__THE TASK__.
Restate the data below word for word. Skip any images it contains.

[Stored records]
::::::::

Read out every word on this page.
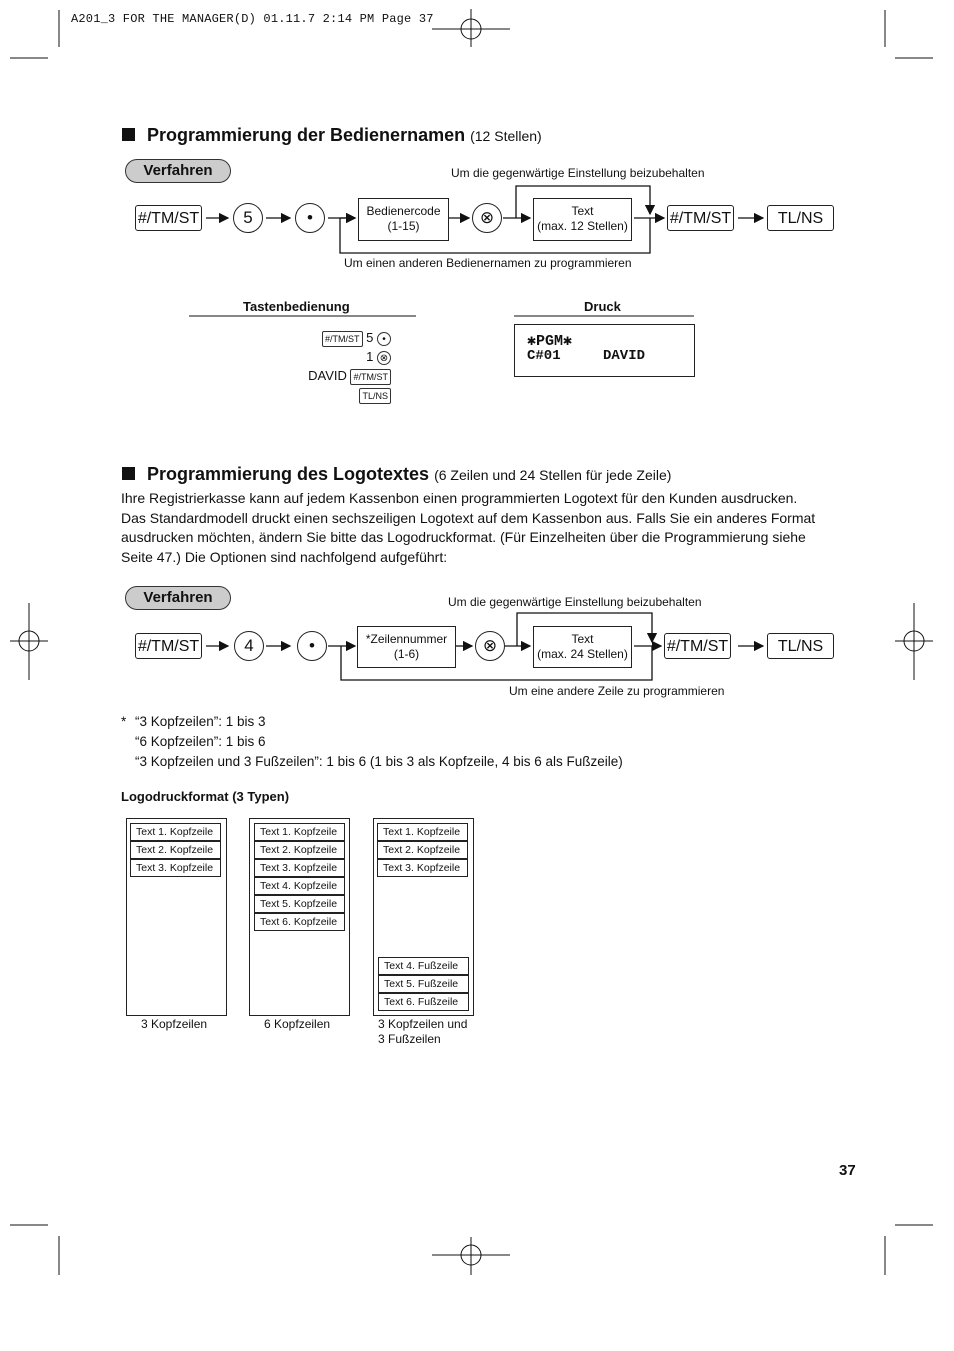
A201_3 FOR THE MANAGER(D) 01.11.7 2:14 PM Page 37
Programmierung der Bedienernamen (12 Stellen)
Verfahren
#/TM/ST	5	•	Bedienercode
(1-15)	⊗	Text
(max. 12 Stellen)	#/TM/ST	TL/NS
Um die gegenwärtige Einstellung beizubehalten
Um einen anderen Bedienernamen zu programmieren
Tastenbedienung	Druck
#/TM/ST 5 •
1 ⊗
DAVID #/TM/ST
TL/NS
✱PGM✱
C#01	DAVID
Programmierung des Logotextes (6 Zeilen und 24 Stellen für jede Zeile)
Ihre Registrierkasse kann auf jedem Kassenbon einen programmierten Logotext für den Kunden ausdrucken.
Das Standardmodell druckt einen sechszeiligen Logotext auf dem Kassenbon aus. Falls Sie ein anderes Format
ausdrucken möchten, ändern Sie bitte das Logodruckformat. (Für Einzelheiten über die Programmierung siehe
Seite 47.) Die Optionen sind nachfolgend aufgeführt:
Verfahren
#/TM/ST	4	•	*Zeilennummer
(1-6)	⊗	Text
(max. 24 Stellen) #/TM/ST	TL/NS
Um die gegenwärtige Einstellung beizubehalten
Um eine andere Zeile zu programmieren
* “3 Kopfzeilen”: 1 bis 3
“6 Kopfzeilen”: 1 bis 6
“3 Kopfzeilen und 3 Fußzeilen”: 1 bis 6 (1 bis 3 als Kopfzeile, 4 bis 6 als Fußzeile)
Logodruckformat (3 Typen)
Text 1. Kopfzeile
Text 2. Kopfzeile
Text 3. Kopfzeile
3 Kopfzeilen
Text 1. Kopfzeile
Text 2. Kopfzeile
Text 3. Kopfzeile
Text 4. Kopfzeile
Text 5. Kopfzeile
Text 6. Kopfzeile
6 Kopfzeilen
Text 1. Kopfzeile
Text 2. Kopfzeile
Text 3. Kopfzeile
Text 4. Fußzeile
Text 5. Fußzeile
Text 6. Fußzeile
3 Kopfzeilen und
3 Fußzeilen
37
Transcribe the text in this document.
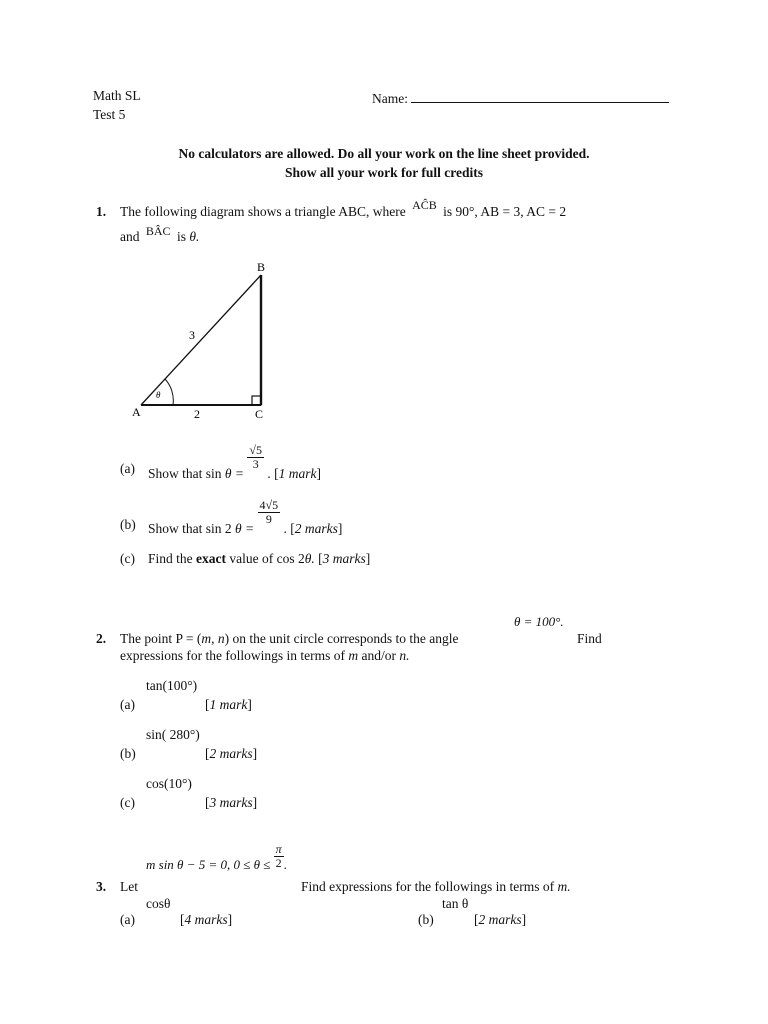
Math SL
Test 5
Name:
No calculators are allowed. Do all your work on the line sheet provided.
Show all your work for full credits
1. The following diagram shows a triangle ABC, where AĈB is 90°, AB = 3, AC = 2
and BÂC is θ.
θ
A
B
C
3
2
(a) Show that sin θ =
$\frac{√5}{3}$
. [1 mark]
(b) Show that sin 2 θ =
$\frac{4√5}{9}$
. [2 marks]
(c) Find the exact value of cos 2θ. [3 marks]
θ = 100°.
2. The point P = (m, n) on the unit circle corresponds to the angle	Find
expressions for the followings in terms of m and/or n.
tan(100°)
(a)	[1 mark]
sin( 280°)
(b)	[2 marks]
cos(10°)
(c)	[3 marks]
m sin θ − 5 = 0, $0 \le \theta \le \frac{\pi}{2}$ .
3. Let	Find expressions for the followings in terms of m.
cosθ
(a)	[4 marks]
tan θ
(b)	[2 marks]
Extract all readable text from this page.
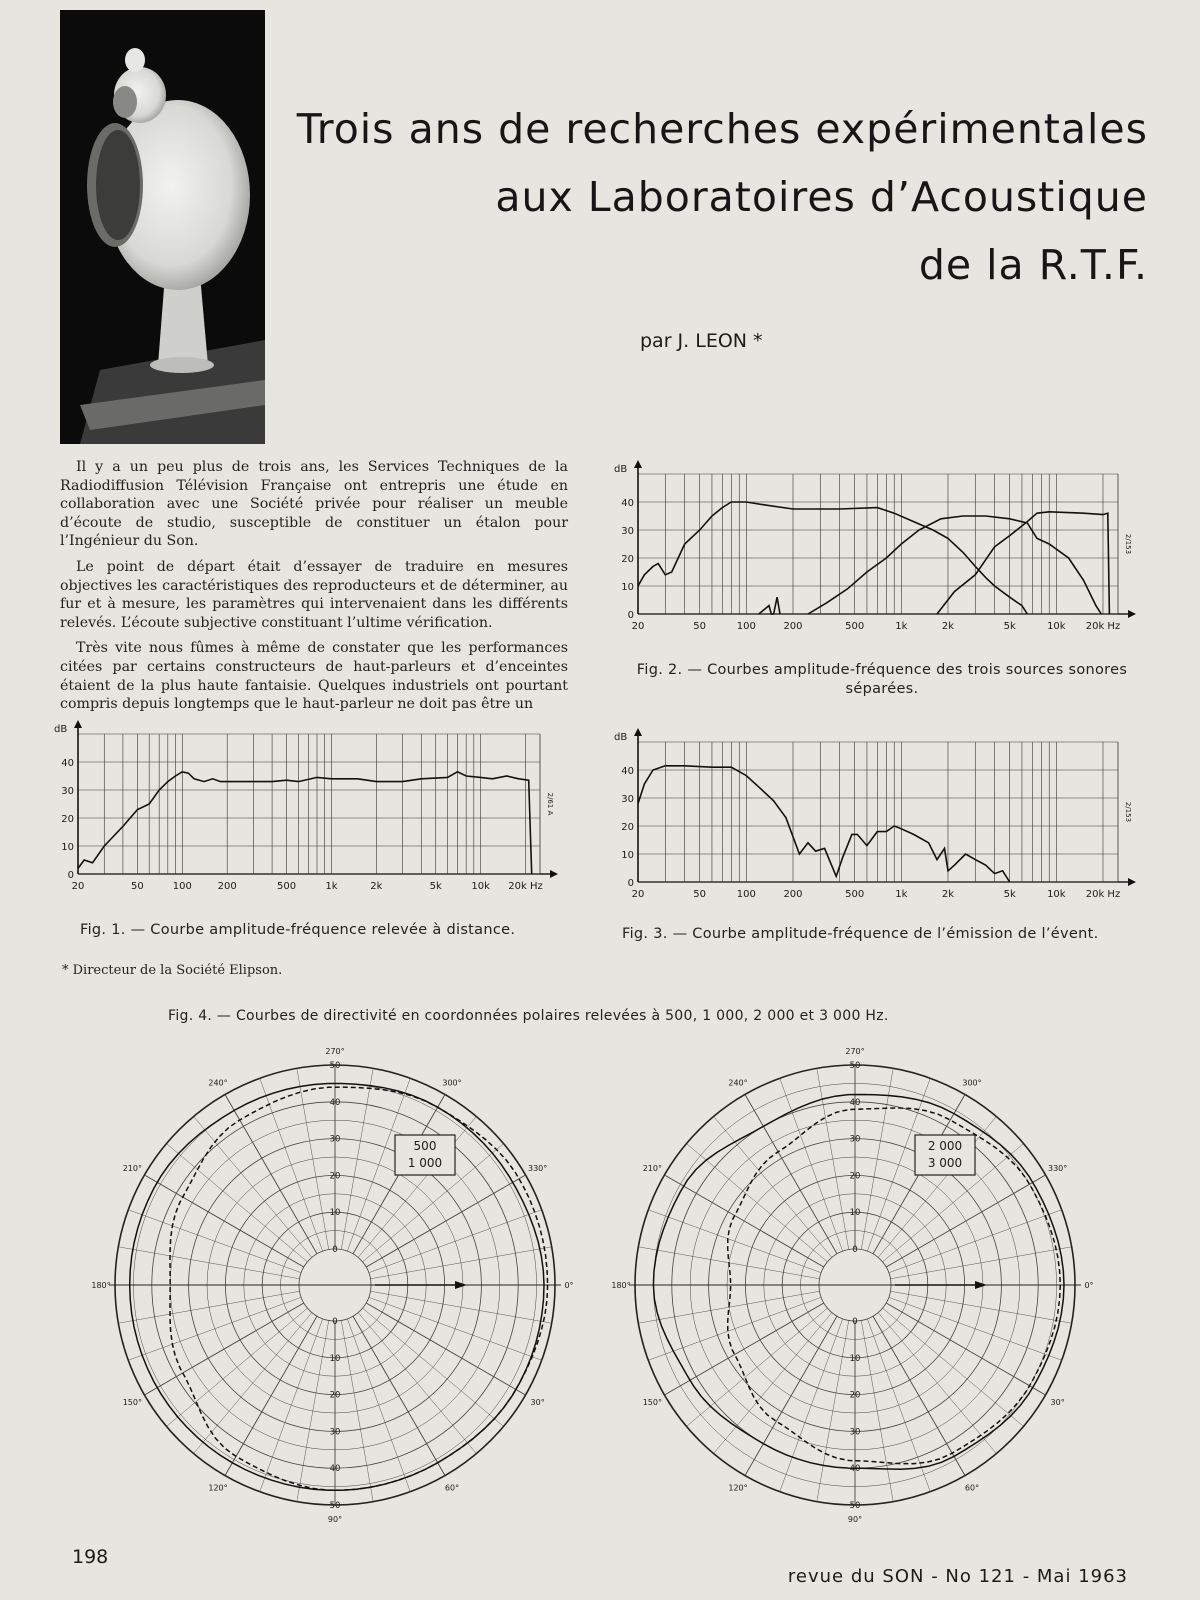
Trois ans de recherches expérimentales
aux Laboratoires d’Acoustique
de la R.T.F.
par J. LEON *

Il y a un peu plus de trois ans, les Services Techniques de la Radiodiffusion Télévision Française ont entrepris une étude en collaboration avec une Société privée pour réaliser un meuble d’écoute de studio, susceptible de constituer un étalon pour l’Ingénieur du Son.

Le point de départ était d’essayer de traduire en mesures objectives les caractéristiques des reproducteurs et de déterminer, au fur et à mesure, les paramètres qui intervenaient dans les différents relevés. L’écoute subjective constituant l’ultime vérification.

Très vite nous fûmes à même de constater que les performances citées par certains constructeurs de haut-parleurs et d’enceintes étaient de la plus haute fantaisie. Quelques industriels ont pourtant compris depuis longtemps que le haut-parleur ne doit pas être un

dB
0
10
20
30
40
20	50	100	200	500	1k	2k	5k	10k 20k Hz
2/61 A
dB
0
10
20
30
40
20	50	100	200	500	1k	2k	5k	10k 20k Hz
2/153
dB
0
10
20
30
40
20	50	100	200	500	1k	2k	5k	10k 20k Hz
2/153
Fig. 1. — Courbe amplitude-fréquence relevée à distance.
Fig. 2. — Courbes amplitude-fréquence des trois sources sonores séparées.
Fig. 3. — Courbe amplitude-fréquence de l’émission de l’évent.
* Directeur de la Société Elipson.
Fig. 4. — Courbes de directivité en coordonnées polaires relevées à 500, 1 000, 2 000 et 3 000 Hz.
0°
30°
60°
90°
120°
150°
180°
210°
240°
270°
300°
330°
0
0
10
10
20
20
30
30
40
40
50
50
500
1 000
0°
30°
60°
90°
120°
150°
180°
210°
240°
270°
300°
330°
0
0
10
10
20
20
30
30
40
40
50
50
2 000
3 000
198
revue du SON - No 121 - Mai 1963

::::::::

__WRITTEN RESPONSE__.
Read out every word on this page.
A201_3 FOR THE MANAGER(D) 01.11.7 2:14 PM Page 37
Programmierung der Bedienernamen (12 Stellen)
Verfahren
#/TM/ST	5	•	Bedienercode
(1-15)	⊗	Text
(max. 12 Stellen)	#/TM/ST	TL/NS
Um die gegenwärtige Einstellung beizubehalten
Um einen anderen Bedienernamen zu programmieren
Tastenbedienung	Druck
#/TM/ST 5 •
1 ⊗
DAVID #/TM/ST
TL/NS
✱PGM✱
C#01	DAVID
Programmierung des Logotextes (6 Zeilen und 24 Stellen für jede Zeile)
Ihre Registrierkasse kann auf jedem Kassenbon einen programmierten Logotext für den Kunden ausdrucken.
Das Standardmodell druckt einen sechszeiligen Logotext auf dem Kassenbon aus. Falls Sie ein anderes Format
ausdrucken möchten, ändern Sie bitte das Logodruckformat. (Für Einzelheiten über die Programmierung siehe
Seite 47.) Die Optionen sind nachfolgend aufgeführt:
Verfahren
#/TM/ST	4	•	*Zeilennummer
(1-6)	⊗	Text
(max. 24 Stellen) #/TM/ST	TL/NS
Um die gegenwärtige Einstellung beizubehalten
Um eine andere Zeile zu programmieren
* “3 Kopfzeilen”: 1 bis 3
“6 Kopfzeilen”: 1 bis 6
“3 Kopfzeilen und 3 Fußzeilen”: 1 bis 6 (1 bis 3 als Kopfzeile, 4 bis 6 als Fußzeile)
Logodruckformat (3 Typen)
Text 1. Kopfzeile
Text 2. Kopfzeile
Text 3. Kopfzeile
3 Kopfzeilen
Text 1. Kopfzeile
Text 2. Kopfzeile
Text 3. Kopfzeile
Text 4. Kopfzeile
Text 5. Kopfzeile
Text 6. Kopfzeile
6 Kopfzeilen
Text 1. Kopfzeile
Text 2. Kopfzeile
Text 3. Kopfzeile
Text 4. Fußzeile
Text 5. Fußzeile
Text 6. Fußzeile
3 Kopfzeilen und
3 Fußzeilen
37
Transcribe the text in this document.
Math SL
Test 5
Name:
No calculators are allowed. Do all your work on the line sheet provided.
Show all your work for full credits
1. The following diagram shows a triangle ABC, where AĈB is 90°, AB = 3, AC = 2
and BÂC is θ.
θ
A
B
C
3
2
(a) Show that sin θ =
$\frac{√5}{3}$
. [1 mark]
(b) Show that sin 2 θ =
$\frac{4√5}{9}$
. [2 marks]
(c) Find the exact value of cos 2θ. [3 marks]
θ = 100°.
2. The point P = (m, n) on the unit circle corresponds to the angle	Find
expressions for the followings in terms of m and/or n.
tan(100°)
(a)	[1 mark]
sin( 280°)
(b)	[2 marks]
cos(10°)
(c)	[3 marks]
m sin θ − 5 = 0, $0 \le \theta \le \frac{\pi}{2}$ .
3. Let	Find expressions for the followings in terms of m.
cosθ
(a)	[4 marks]
tan θ
(b)	[2 marks]
Extract all readable text from this page.
Trois ans de recherches expérimentales
aux Laboratoires d’Acoustique
de la R.T.F.
par J. LEON *

Il y a un peu plus de trois ans, les Services Techniques de la Radiodiffusion Télévision Française ont entrepris une étude en collaboration avec une Société privée pour réaliser un meuble d’écoute de studio, susceptible de constituer un étalon pour l’Ingénieur du Son.

Le point de départ était d’essayer de traduire en mesures objectives les caractéristiques des reproducteurs et de déterminer, au fur et à mesure, les paramètres qui intervenaient dans les différents relevés. L’écoute subjective constituant l’ultime vérification.

Très vite nous fûmes à même de constater que les performances citées par certains constructeurs de haut-parleurs et d’enceintes étaient de la plus haute fantaisie. Quelques industriels ont pourtant compris depuis longtemps que le haut-parleur ne doit pas être un

dB
0
10
20
30
40
20	50	100	200	500	1k	2k	5k	10k 20k Hz
2/61 A
dB
0
10
20
30
40
20	50	100	200	500	1k	2k	5k	10k 20k Hz
2/153
dB
0
10
20
30
40
20	50	100	200	500	1k	2k	5k	10k 20k Hz
2/153
Fig. 1. — Courbe amplitude-fréquence relevée à distance.
Fig. 2. — Courbes amplitude-fréquence des trois sources sonores séparées.
Fig. 3. — Courbe amplitude-fréquence de l’émission de l’évent.
* Directeur de la Société Elipson.
Fig. 4. — Courbes de directivité en coordonnées polaires relevées à 500, 1 000, 2 000 et 3 000 Hz.
0°
30°
60°
90°
120°
150°
180°
210°
240°
270°
300°
330°
0
0
10
10
20
20
30
30
40
40
50
50
500
1 000
0°
30°
60°
90°
120°
150°
180°
210°
240°
270°
300°
330°
0
0
10
10
20
20
30
30
40
40
50
50
2 000
3 000
198
revue du SON - No 121 - Mai 1963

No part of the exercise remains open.